YOUR OBJECTIVE:
Copy every line of the data that includes the string "structured".

--- BEGIN ---

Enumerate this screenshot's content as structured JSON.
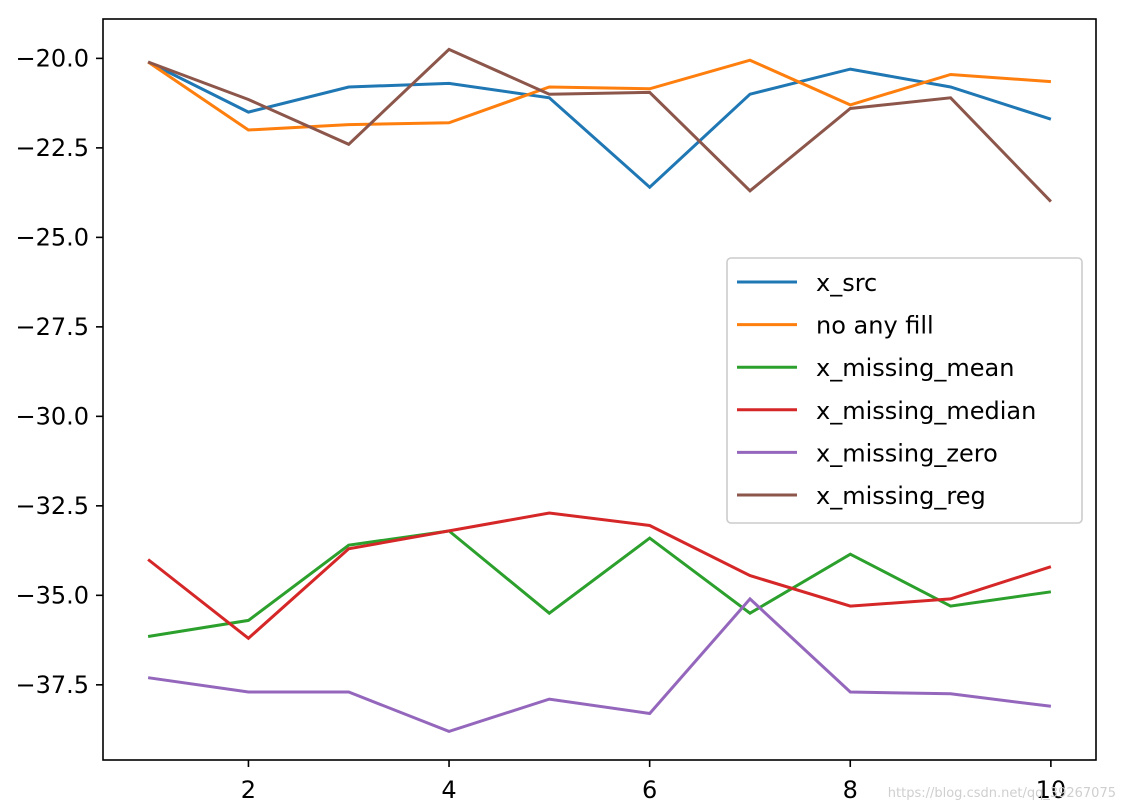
{
  "chart_data": {
    "type": "line",
    "title": "",
    "xlabel": "",
    "ylabel": "",
    "xlim": [
      0.55,
      10.45
    ],
    "ylim": [
      -39.6,
      -18.9
    ],
    "x": [
      1,
      2,
      3,
      4,
      5,
      6,
      7,
      8,
      9,
      10
    ],
    "xticks": [
      2,
      4,
      6,
      8,
      10
    ],
    "yticks": [
      -20.0,
      -22.5,
      -25.0,
      -27.5,
      -30.0,
      -32.5,
      -35.0,
      -37.5
    ],
    "xtick_labels": [
      "2",
      "4",
      "6",
      "8",
      "10"
    ],
    "ytick_labels": [
      "−20.0",
      "−22.5",
      "−25.0",
      "−27.5",
      "−30.0",
      "−32.5",
      "−35.0",
      "−37.5"
    ],
    "grid": false,
    "legend_position": "center-right",
    "series": [
      {
        "name": "x_src",
        "color": "#1f77b4",
        "values": [
          -20.1,
          -21.5,
          -20.8,
          -20.7,
          -21.1,
          -23.6,
          -21.0,
          -20.3,
          -20.8,
          -21.7
        ]
      },
      {
        "name": "no any fill",
        "color": "#ff7f0e",
        "values": [
          -20.1,
          -22.0,
          -21.85,
          -21.8,
          -20.8,
          -20.85,
          -20.05,
          -21.3,
          -20.45,
          -20.65
        ]
      },
      {
        "name": "x_missing_mean",
        "color": "#2ca02c",
        "values": [
          -36.15,
          -35.7,
          -33.6,
          -33.2,
          -35.5,
          -33.4,
          -35.5,
          -33.85,
          -35.3,
          -34.9
        ]
      },
      {
        "name": "x_missing_median",
        "color": "#d62728",
        "values": [
          -34.0,
          -36.2,
          -33.7,
          -33.2,
          -32.7,
          -33.05,
          -34.45,
          -35.3,
          -35.1,
          -34.2
        ]
      },
      {
        "name": "x_missing_zero",
        "color": "#9467bd",
        "values": [
          -37.3,
          -37.7,
          -37.7,
          -38.8,
          -37.9,
          -38.3,
          -35.1,
          -37.7,
          -37.75,
          -38.1
        ]
      },
      {
        "name": "x_missing_reg",
        "color": "#8c564b",
        "values": [
          -20.1,
          -21.15,
          -22.4,
          -19.75,
          -21.0,
          -20.95,
          -23.7,
          -21.4,
          -21.1,
          -24.0
        ]
      }
    ]
  },
  "watermark": {
    "text": "https://blog.csdn.net/qq_39267075"
  }
}
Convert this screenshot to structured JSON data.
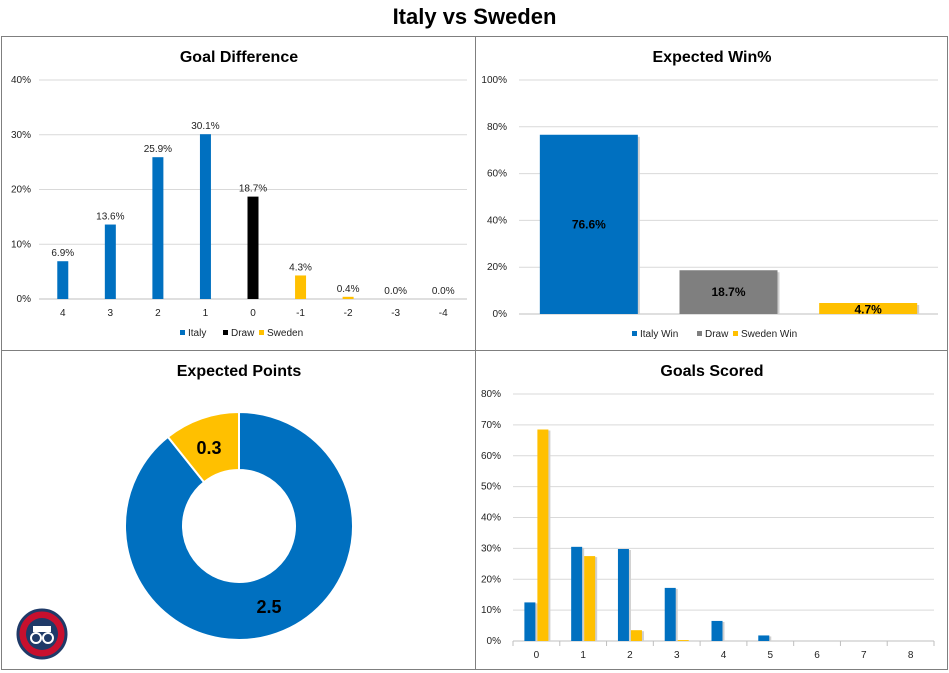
{
  "title": "Italy vs Sweden",
  "colors": {
    "italy": "#0070C0",
    "draw_black": "#000000",
    "draw_gray": "#7F7F7F",
    "sweden": "#FFC000",
    "grid": "#D9D9D9"
  },
  "chart_data": [
    {
      "id": "goal-difference",
      "type": "bar",
      "title": "Goal Difference",
      "categories": [
        "4",
        "3",
        "2",
        "1",
        "0",
        "-1",
        "-2",
        "-3",
        "-4"
      ],
      "values": [
        6.9,
        13.6,
        25.9,
        30.1,
        18.7,
        4.3,
        0.4,
        0.0,
        0.0
      ],
      "data_labels": [
        "6.9%",
        "13.6%",
        "25.9%",
        "30.1%",
        "18.7%",
        "4.3%",
        "0.4%",
        "0.0%",
        "0.0%"
      ],
      "bar_series": [
        "Italy",
        "Italy",
        "Italy",
        "Italy",
        "Draw",
        "Sweden",
        "Sweden",
        "Sweden",
        "Sweden"
      ],
      "legend": [
        "Italy",
        "Draw",
        "Sweden"
      ],
      "ylim": [
        0,
        40
      ],
      "yticks": [
        "0%",
        "10%",
        "20%",
        "30%",
        "40%"
      ],
      "grid": true,
      "legend_position": "bottom"
    },
    {
      "id": "expected-win",
      "type": "bar",
      "title": "Expected Win%",
      "categories": [
        "Italy Win",
        "Draw",
        "Sweden Win"
      ],
      "values": [
        76.6,
        18.7,
        4.7
      ],
      "data_labels": [
        "76.6%",
        "18.7%",
        "4.7%"
      ],
      "legend": [
        "Italy Win",
        "Draw",
        "Sweden Win"
      ],
      "ylim": [
        0,
        100
      ],
      "yticks": [
        "0%",
        "20%",
        "40%",
        "60%",
        "80%",
        "100%"
      ],
      "grid": true,
      "legend_position": "bottom"
    },
    {
      "id": "expected-points",
      "type": "pie",
      "title": "Expected Points",
      "donut": true,
      "slices": [
        {
          "name": "Italy",
          "value": 2.5,
          "label": "2.5"
        },
        {
          "name": "Sweden",
          "value": 0.3,
          "label": "0.3"
        }
      ]
    },
    {
      "id": "goals-scored",
      "type": "bar",
      "title": "Goals Scored",
      "categories": [
        "0",
        "1",
        "2",
        "3",
        "4",
        "5",
        "6",
        "7",
        "8"
      ],
      "series": [
        {
          "name": "Italy",
          "values": [
            12.5,
            30.5,
            29.8,
            17.2,
            6.5,
            1.8,
            0.0,
            0.0,
            0.0
          ]
        },
        {
          "name": "Sweden",
          "values": [
            68.5,
            27.5,
            3.5,
            0.3,
            0.0,
            0.0,
            0.0,
            0.0,
            0.0
          ]
        }
      ],
      "ylim": [
        0,
        80
      ],
      "yticks": [
        "0%",
        "10%",
        "20%",
        "30%",
        "40%",
        "50%",
        "60%",
        "70%",
        "80%"
      ],
      "grid": true
    }
  ]
}
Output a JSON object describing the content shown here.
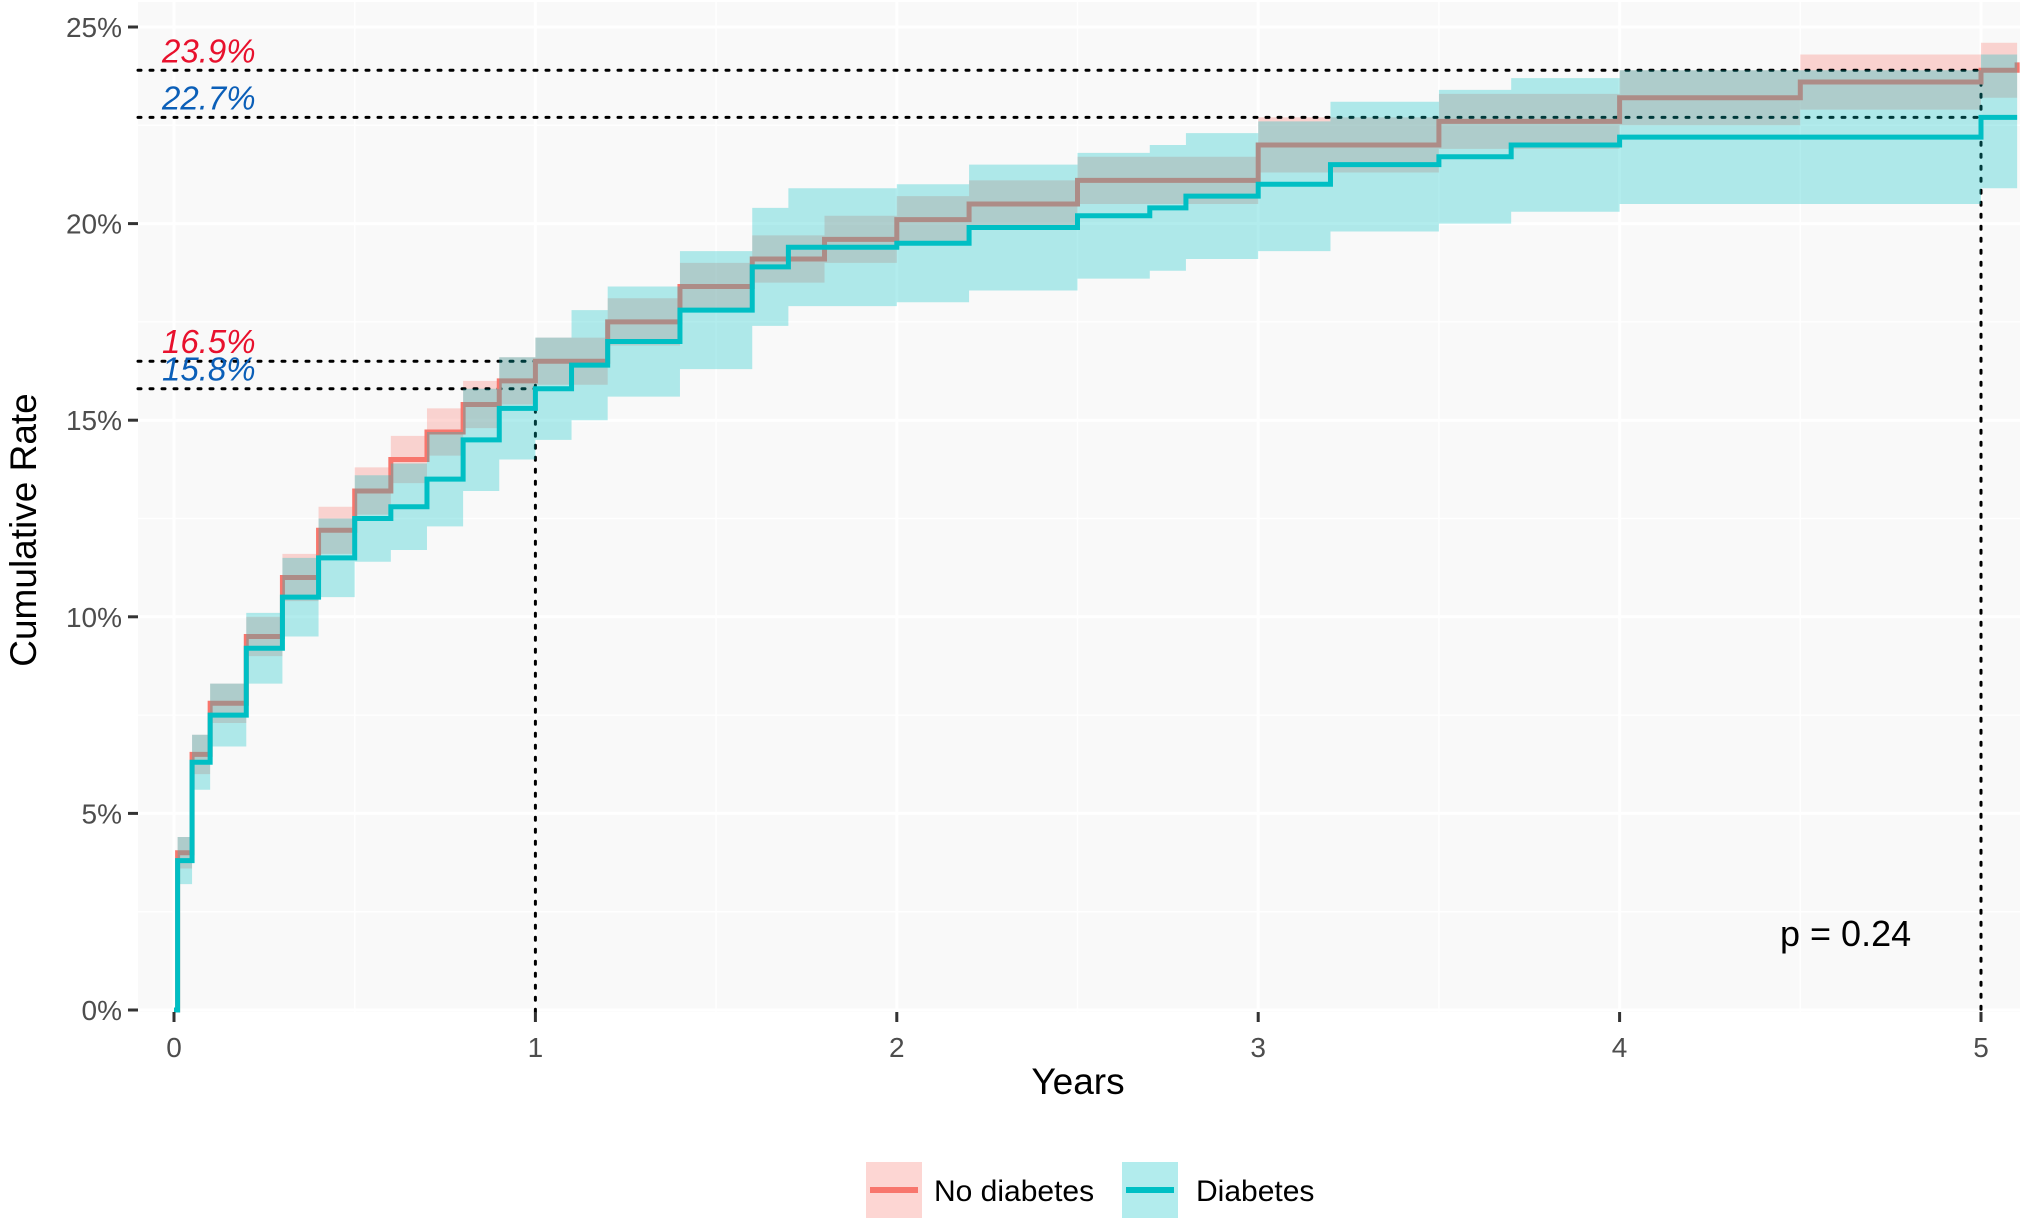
{
  "chart_data": {
    "type": "line",
    "title": "",
    "xlabel": "Years",
    "ylabel": "Cumulative Rate",
    "xlim": [
      -0.1,
      5.1
    ],
    "ylim": [
      0,
      25
    ],
    "x_ticks": [
      "0",
      "1",
      "2",
      "3",
      "4",
      "5"
    ],
    "y_ticks": [
      "0%",
      "5%",
      "10%",
      "15%",
      "20%",
      "25%"
    ],
    "grid": true,
    "step": true,
    "legend_position": "bottom",
    "annotation": "p = 0.24",
    "colors": {
      "No diabetes": "#F8766D",
      "Diabetes": "#00BFC4",
      "label_red": "#E8112D",
      "label_blue": "#0B5FB8"
    },
    "reference_labels": [
      {
        "text": "23.9%",
        "value": 23.9,
        "x": 5,
        "series": "No diabetes"
      },
      {
        "text": "22.7%",
        "value": 22.7,
        "x": 5,
        "series": "Diabetes"
      },
      {
        "text": "16.5%",
        "value": 16.5,
        "x": 1,
        "series": "No diabetes"
      },
      {
        "text": "15.8%",
        "value": 15.8,
        "x": 1,
        "series": "Diabetes"
      }
    ],
    "series": [
      {
        "name": "No diabetes",
        "x": [
          0,
          0.01,
          0.05,
          0.1,
          0.2,
          0.3,
          0.4,
          0.5,
          0.6,
          0.7,
          0.8,
          0.9,
          1.0,
          1.2,
          1.4,
          1.6,
          1.8,
          2.0,
          2.2,
          2.5,
          3.0,
          3.5,
          4.0,
          4.5,
          5.0,
          5.1
        ],
        "y": [
          0,
          4.0,
          6.5,
          7.8,
          9.5,
          11.0,
          12.2,
          13.2,
          14.0,
          14.7,
          15.4,
          16.0,
          16.5,
          17.5,
          18.4,
          19.1,
          19.6,
          20.1,
          20.5,
          21.1,
          22.0,
          22.6,
          23.2,
          23.6,
          23.9,
          24.1
        ],
        "lower": [
          0,
          3.6,
          6.0,
          7.3,
          9.0,
          10.4,
          11.6,
          12.6,
          13.4,
          14.1,
          14.8,
          15.4,
          15.9,
          16.9,
          17.8,
          18.5,
          19.0,
          19.5,
          19.9,
          20.5,
          21.3,
          21.9,
          22.5,
          22.9,
          23.2,
          23.4
        ],
        "upper": [
          0,
          4.4,
          7.0,
          8.3,
          10.0,
          11.6,
          12.8,
          13.8,
          14.6,
          15.3,
          16.0,
          16.6,
          17.1,
          18.1,
          19.0,
          19.7,
          20.2,
          20.7,
          21.1,
          21.7,
          22.7,
          23.3,
          23.9,
          24.3,
          24.6,
          24.8
        ]
      },
      {
        "name": "Diabetes",
        "x": [
          0,
          0.01,
          0.05,
          0.1,
          0.2,
          0.3,
          0.4,
          0.5,
          0.6,
          0.7,
          0.8,
          0.9,
          1.0,
          1.1,
          1.2,
          1.4,
          1.6,
          1.7,
          2.0,
          2.2,
          2.5,
          2.7,
          2.8,
          3.0,
          3.2,
          3.5,
          3.7,
          4.0,
          4.5,
          4.97,
          5.0,
          5.1
        ],
        "y": [
          0,
          3.8,
          6.3,
          7.5,
          9.2,
          10.5,
          11.5,
          12.5,
          12.8,
          13.5,
          14.5,
          15.3,
          15.8,
          16.4,
          17.0,
          17.8,
          18.9,
          19.4,
          19.5,
          19.9,
          20.2,
          20.4,
          20.7,
          21.0,
          21.5,
          21.7,
          22.0,
          22.2,
          22.2,
          22.2,
          22.7,
          22.7
        ],
        "lower": [
          0,
          3.2,
          5.6,
          6.7,
          8.3,
          9.5,
          10.5,
          11.4,
          11.7,
          12.3,
          13.2,
          14.0,
          14.5,
          15.0,
          15.6,
          16.3,
          17.4,
          17.9,
          18.0,
          18.3,
          18.6,
          18.8,
          19.1,
          19.3,
          19.8,
          20.0,
          20.3,
          20.5,
          20.5,
          20.5,
          20.9,
          20.9
        ],
        "upper": [
          0,
          4.4,
          7.0,
          8.3,
          10.1,
          11.5,
          12.5,
          13.6,
          13.9,
          14.7,
          15.8,
          16.6,
          17.1,
          17.8,
          18.4,
          19.3,
          20.4,
          20.9,
          21.0,
          21.5,
          21.8,
          22.0,
          22.3,
          22.6,
          23.1,
          23.4,
          23.7,
          23.9,
          23.9,
          23.9,
          24.3,
          24.3
        ]
      }
    ]
  }
}
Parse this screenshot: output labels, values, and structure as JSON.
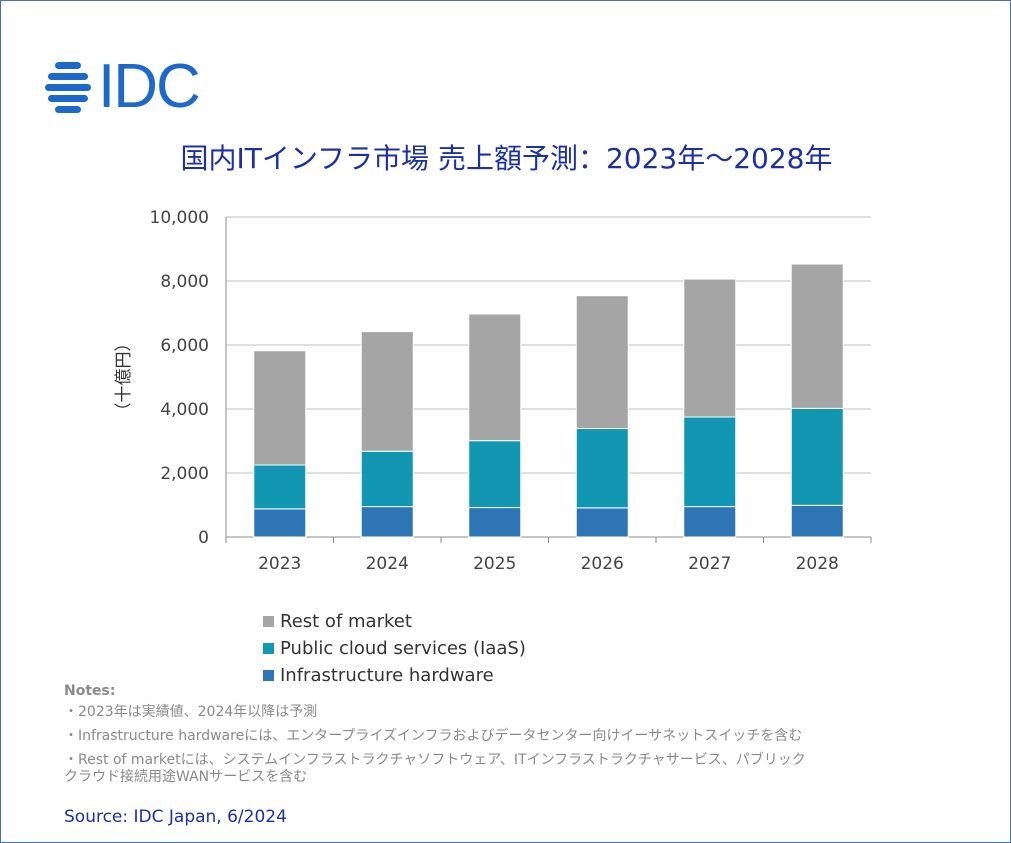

--- END ---

EXERCISE SOLUTION:
Enumerate this screenshot's content as structured JSON.
Convert this screenshot to structured JSON data.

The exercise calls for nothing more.